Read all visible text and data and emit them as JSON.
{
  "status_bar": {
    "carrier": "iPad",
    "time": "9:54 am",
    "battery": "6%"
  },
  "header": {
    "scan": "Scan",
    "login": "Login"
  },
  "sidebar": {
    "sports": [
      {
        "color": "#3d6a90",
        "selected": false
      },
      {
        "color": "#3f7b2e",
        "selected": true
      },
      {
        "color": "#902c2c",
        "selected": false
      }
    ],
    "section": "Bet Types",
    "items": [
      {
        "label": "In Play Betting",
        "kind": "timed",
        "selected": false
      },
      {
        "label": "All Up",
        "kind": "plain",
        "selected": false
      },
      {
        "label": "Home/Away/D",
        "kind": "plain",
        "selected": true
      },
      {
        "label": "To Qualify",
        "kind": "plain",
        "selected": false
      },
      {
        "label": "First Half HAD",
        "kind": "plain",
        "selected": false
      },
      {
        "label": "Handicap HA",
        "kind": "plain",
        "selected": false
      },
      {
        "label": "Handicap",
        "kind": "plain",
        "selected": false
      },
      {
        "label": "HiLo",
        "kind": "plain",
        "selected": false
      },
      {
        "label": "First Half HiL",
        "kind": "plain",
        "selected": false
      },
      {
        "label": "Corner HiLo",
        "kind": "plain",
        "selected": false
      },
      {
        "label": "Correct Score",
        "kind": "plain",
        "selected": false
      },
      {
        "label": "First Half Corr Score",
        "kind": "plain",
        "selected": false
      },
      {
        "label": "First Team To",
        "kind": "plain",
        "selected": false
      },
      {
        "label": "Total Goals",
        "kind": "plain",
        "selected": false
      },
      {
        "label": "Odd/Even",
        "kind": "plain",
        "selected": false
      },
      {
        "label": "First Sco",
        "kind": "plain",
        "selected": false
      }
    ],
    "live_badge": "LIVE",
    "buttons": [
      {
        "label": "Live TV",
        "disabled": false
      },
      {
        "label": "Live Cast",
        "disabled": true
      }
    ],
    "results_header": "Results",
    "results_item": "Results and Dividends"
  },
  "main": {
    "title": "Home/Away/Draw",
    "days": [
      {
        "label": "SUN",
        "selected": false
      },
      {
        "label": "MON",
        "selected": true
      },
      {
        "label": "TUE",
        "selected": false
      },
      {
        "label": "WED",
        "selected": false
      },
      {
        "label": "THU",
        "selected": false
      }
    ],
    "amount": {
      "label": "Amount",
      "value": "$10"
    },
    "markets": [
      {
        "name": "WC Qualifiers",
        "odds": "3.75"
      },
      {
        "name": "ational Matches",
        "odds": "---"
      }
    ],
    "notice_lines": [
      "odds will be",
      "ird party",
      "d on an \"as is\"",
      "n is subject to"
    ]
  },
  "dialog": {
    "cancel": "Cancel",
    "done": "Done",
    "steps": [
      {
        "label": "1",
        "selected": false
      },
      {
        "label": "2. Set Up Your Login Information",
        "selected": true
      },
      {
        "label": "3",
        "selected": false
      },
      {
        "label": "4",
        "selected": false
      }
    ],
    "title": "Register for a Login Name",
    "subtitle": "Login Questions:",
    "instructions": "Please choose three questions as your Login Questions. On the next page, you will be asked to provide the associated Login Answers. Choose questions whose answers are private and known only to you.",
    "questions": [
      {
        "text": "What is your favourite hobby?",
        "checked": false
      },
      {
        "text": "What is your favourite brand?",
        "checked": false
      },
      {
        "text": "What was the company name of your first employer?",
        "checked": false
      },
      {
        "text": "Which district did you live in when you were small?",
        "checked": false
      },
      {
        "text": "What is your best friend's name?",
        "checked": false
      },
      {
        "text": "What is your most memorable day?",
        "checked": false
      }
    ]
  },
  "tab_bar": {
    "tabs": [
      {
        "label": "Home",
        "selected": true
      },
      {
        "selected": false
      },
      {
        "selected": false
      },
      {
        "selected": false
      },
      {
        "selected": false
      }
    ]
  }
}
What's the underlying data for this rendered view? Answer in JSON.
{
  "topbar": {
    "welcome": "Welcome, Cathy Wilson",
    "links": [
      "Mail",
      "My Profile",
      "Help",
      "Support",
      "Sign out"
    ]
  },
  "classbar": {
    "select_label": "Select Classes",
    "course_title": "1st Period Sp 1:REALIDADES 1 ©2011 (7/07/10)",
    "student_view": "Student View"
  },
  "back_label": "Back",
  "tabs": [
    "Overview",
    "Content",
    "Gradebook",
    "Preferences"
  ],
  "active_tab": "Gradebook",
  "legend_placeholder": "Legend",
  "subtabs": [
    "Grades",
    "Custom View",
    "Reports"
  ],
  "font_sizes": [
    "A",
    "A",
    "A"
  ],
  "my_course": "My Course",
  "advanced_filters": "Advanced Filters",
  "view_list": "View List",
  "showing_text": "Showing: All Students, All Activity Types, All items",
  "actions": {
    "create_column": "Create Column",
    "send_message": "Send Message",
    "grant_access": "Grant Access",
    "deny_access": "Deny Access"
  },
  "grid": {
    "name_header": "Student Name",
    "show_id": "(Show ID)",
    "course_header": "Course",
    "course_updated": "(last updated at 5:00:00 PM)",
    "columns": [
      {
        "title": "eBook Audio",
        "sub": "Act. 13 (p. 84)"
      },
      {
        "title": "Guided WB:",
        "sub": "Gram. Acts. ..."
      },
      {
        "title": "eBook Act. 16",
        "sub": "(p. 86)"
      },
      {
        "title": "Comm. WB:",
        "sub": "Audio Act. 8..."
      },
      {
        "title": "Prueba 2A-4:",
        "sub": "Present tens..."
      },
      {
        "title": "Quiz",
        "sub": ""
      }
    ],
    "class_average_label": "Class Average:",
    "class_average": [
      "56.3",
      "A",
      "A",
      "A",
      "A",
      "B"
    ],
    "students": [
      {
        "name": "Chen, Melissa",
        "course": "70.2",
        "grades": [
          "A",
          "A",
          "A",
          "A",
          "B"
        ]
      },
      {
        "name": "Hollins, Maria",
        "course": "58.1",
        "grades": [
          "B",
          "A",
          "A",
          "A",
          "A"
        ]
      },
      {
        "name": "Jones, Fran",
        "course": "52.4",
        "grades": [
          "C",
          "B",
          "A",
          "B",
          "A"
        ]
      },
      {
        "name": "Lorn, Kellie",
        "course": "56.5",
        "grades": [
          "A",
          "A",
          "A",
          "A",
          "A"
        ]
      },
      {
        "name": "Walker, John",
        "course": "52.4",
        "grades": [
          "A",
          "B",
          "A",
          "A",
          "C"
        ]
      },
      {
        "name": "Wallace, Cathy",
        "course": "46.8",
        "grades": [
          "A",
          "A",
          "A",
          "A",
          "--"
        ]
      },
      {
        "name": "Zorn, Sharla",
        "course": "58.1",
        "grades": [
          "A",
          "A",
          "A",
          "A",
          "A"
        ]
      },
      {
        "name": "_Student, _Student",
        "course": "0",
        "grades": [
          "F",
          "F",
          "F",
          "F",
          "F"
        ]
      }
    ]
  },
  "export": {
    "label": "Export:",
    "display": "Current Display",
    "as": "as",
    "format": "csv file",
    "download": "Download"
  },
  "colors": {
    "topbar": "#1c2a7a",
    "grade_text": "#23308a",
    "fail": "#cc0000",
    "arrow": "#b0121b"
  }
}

> **PROBLEM TO WORK ON**: Repeat the whole listing exactly, keeping every line intact.

> **RESPONSE**:
Read all visible text and data and emit them as JSON.
{
  "status_bar": {
    "carrier": "iPad",
    "time": "9:54 am",
    "battery": "6%"
  },
  "header": {
    "scan": "Scan",
    "login": "Login"
  },
  "sidebar": {
    "sports": [
      {
        "color": "#3d6a90",
        "selected": false
      },
      {
        "color": "#3f7b2e",
        "selected": true
      },
      {
        "color": "#902c2c",
        "selected": false
      }
    ],
    "section": "Bet Types",
    "items": [
      {
        "label": "In Play Betting",
        "kind": "timed",
        "selected": false
      },
      {
        "label": "All Up",
        "kind": "plain",
        "selected": false
      },
      {
        "label": "Home/Away/D",
        "kind": "plain",
        "selected": true
      },
      {
        "label": "To Qualify",
        "kind": "plain",
        "selected": false
      },
      {
        "label": "First Half HAD",
        "kind": "plain",
        "selected": false
      },
      {
        "label": "Handicap HA",
        "kind": "plain",
        "selected": false
      },
      {
        "label": "Handicap",
        "kind": "plain",
        "selected": false
      },
      {
        "label": "HiLo",
        "kind": "plain",
        "selected": false
      },
      {
        "label": "First Half HiL",
        "kind": "plain",
        "selected": false
      },
      {
        "label": "Corner HiLo",
        "kind": "plain",
        "selected": false
      },
      {
        "label": "Correct Score",
        "kind": "plain",
        "selected": false
      },
      {
        "label": "First Half Corr Score",
        "kind": "plain",
        "selected": false
      },
      {
        "label": "First Team To",
        "kind": "plain",
        "selected": false
      },
      {
        "label": "Total Goals",
        "kind": "plain",
        "selected": false
      },
      {
        "label": "Odd/Even",
        "kind": "plain",
        "selected": false
      },
      {
        "label": "First Sco",
        "kind": "plain",
        "selected": false
      }
    ],
    "live_badge": "LIVE",
    "buttons": [
      {
        "label": "Live TV",
        "disabled": false
      },
      {
        "label": "Live Cast",
        "disabled": true
      }
    ],
    "results_header": "Results",
    "results_item": "Results and Dividends"
  },
  "main": {
    "title": "Home/Away/Draw",
    "days": [
      {
        "label": "SUN",
        "selected": false
      },
      {
        "label": "MON",
        "selected": true
      },
      {
        "label": "TUE",
        "selected": false
      },
      {
        "label": "WED",
        "selected": false
      },
      {
        "label": "THU",
        "selected": false
      }
    ],
    "amount": {
      "label": "Amount",
      "value": "$10"
    },
    "markets": [
      {
        "name": "WC Qualifiers",
        "odds": "3.75"
      },
      {
        "name": "ational Matches",
        "odds": "---"
      }
    ],
    "notice_lines": [
      "odds will be",
      "ird party",
      "d on an \"as is\"",
      "n is subject to"
    ]
  },
  "dialog": {
    "cancel": "Cancel",
    "done": "Done",
    "steps": [
      {
        "label": "1",
        "selected": false
      },
      {
        "label": "2. Set Up Your Login Information",
        "selected": true
      },
      {
        "label": "3",
        "selected": false
      },
      {
        "label": "4",
        "selected": false
      }
    ],
    "title": "Register for a Login Name",
    "subtitle": "Login Questions:",
    "instructions": "Please choose three questions as your Login Questions. On the next page, you will be asked to provide the associated Login Answers. Choose questions whose answers are private and known only to you.",
    "questions": [
      {
        "text": "What is your favourite hobby?",
        "checked": false
      },
      {
        "text": "What is your favourite brand?",
        "checked": false
      },
      {
        "text": "What was the company name of your first employer?",
        "checked": false
      },
      {
        "text": "Which district did you live in when you were small?",
        "checked": false
      },
      {
        "text": "What is your best friend's name?",
        "checked": false
      },
      {
        "text": "What is your most memorable day?",
        "checked": false
      }
    ]
  },
  "tab_bar": {
    "tabs": [
      {
        "label": "Home",
        "selected": true
      },
      {
        "selected": false
      },
      {
        "selected": false
      },
      {
        "selected": false
      },
      {
        "selected": false
      }
    ]
  }
}
What's the underlying data for this rendered view? Answer in JSON.
{
  "topbar": {
    "welcome": "Welcome, Cathy Wilson",
    "links": [
      "Mail",
      "My Profile",
      "Help",
      "Support",
      "Sign out"
    ]
  },
  "classbar": {
    "select_label": "Select Classes",
    "course_title": "1st Period Sp 1:REALIDADES 1 ©2011 (7/07/10)",
    "student_view": "Student View"
  },
  "back_label": "Back",
  "tabs": [
    "Overview",
    "Content",
    "Gradebook",
    "Preferences"
  ],
  "active_tab": "Gradebook",
  "legend_placeholder": "Legend",
  "subtabs": [
    "Grades",
    "Custom View",
    "Reports"
  ],
  "font_sizes": [
    "A",
    "A",
    "A"
  ],
  "my_course": "My Course",
  "advanced_filters": "Advanced Filters",
  "view_list": "View List",
  "showing_text": "Showing: All Students, All Activity Types, All items",
  "actions": {
    "create_column": "Create Column",
    "send_message": "Send Message",
    "grant_access": "Grant Access",
    "deny_access": "Deny Access"
  },
  "grid": {
    "name_header": "Student Name",
    "show_id": "(Show ID)",
    "course_header": "Course",
    "course_updated": "(last updated at 5:00:00 PM)",
    "columns": [
      {
        "title": "eBook Audio",
        "sub": "Act. 13 (p. 84)"
      },
      {
        "title": "Guided WB:",
        "sub": "Gram. Acts. ..."
      },
      {
        "title": "eBook Act. 16",
        "sub": "(p. 86)"
      },
      {
        "title": "Comm. WB:",
        "sub": "Audio Act. 8..."
      },
      {
        "title": "Prueba 2A-4:",
        "sub": "Present tens..."
      },
      {
        "title": "Quiz",
        "sub": ""
      }
    ],
    "class_average_label": "Class Average:",
    "class_average": [
      "56.3",
      "A",
      "A",
      "A",
      "A",
      "B"
    ],
    "students": [
      {
        "name": "Chen, Melissa",
        "course": "70.2",
        "grades": [
          "A",
          "A",
          "A",
          "A",
          "B"
        ]
      },
      {
        "name": "Hollins, Maria",
        "course": "58.1",
        "grades": [
          "B",
          "A",
          "A",
          "A",
          "A"
        ]
      },
      {
        "name": "Jones, Fran",
        "course": "52.4",
        "grades": [
          "C",
          "B",
          "A",
          "B",
          "A"
        ]
      },
      {
        "name": "Lorn, Kellie",
        "course": "56.5",
        "grades": [
          "A",
          "A",
          "A",
          "A",
          "A"
        ]
      },
      {
        "name": "Walker, John",
        "course": "52.4",
        "grades": [
          "A",
          "B",
          "A",
          "A",
          "C"
        ]
      },
      {
        "name": "Wallace, Cathy",
        "course": "46.8",
        "grades": [
          "A",
          "A",
          "A",
          "A",
          "--"
        ]
      },
      {
        "name": "Zorn, Sharla",
        "course": "58.1",
        "grades": [
          "A",
          "A",
          "A",
          "A",
          "A"
        ]
      },
      {
        "name": "_Student, _Student",
        "course": "0",
        "grades": [
          "F",
          "F",
          "F",
          "F",
          "F"
        ]
      }
    ]
  },
  "export": {
    "label": "Export:",
    "display": "Current Display",
    "as": "as",
    "format": "csv file",
    "download": "Download"
  },
  "colors": {
    "topbar": "#1c2a7a",
    "grade_text": "#23308a",
    "fail": "#cc0000",
    "arrow": "#b0121b"
  }
}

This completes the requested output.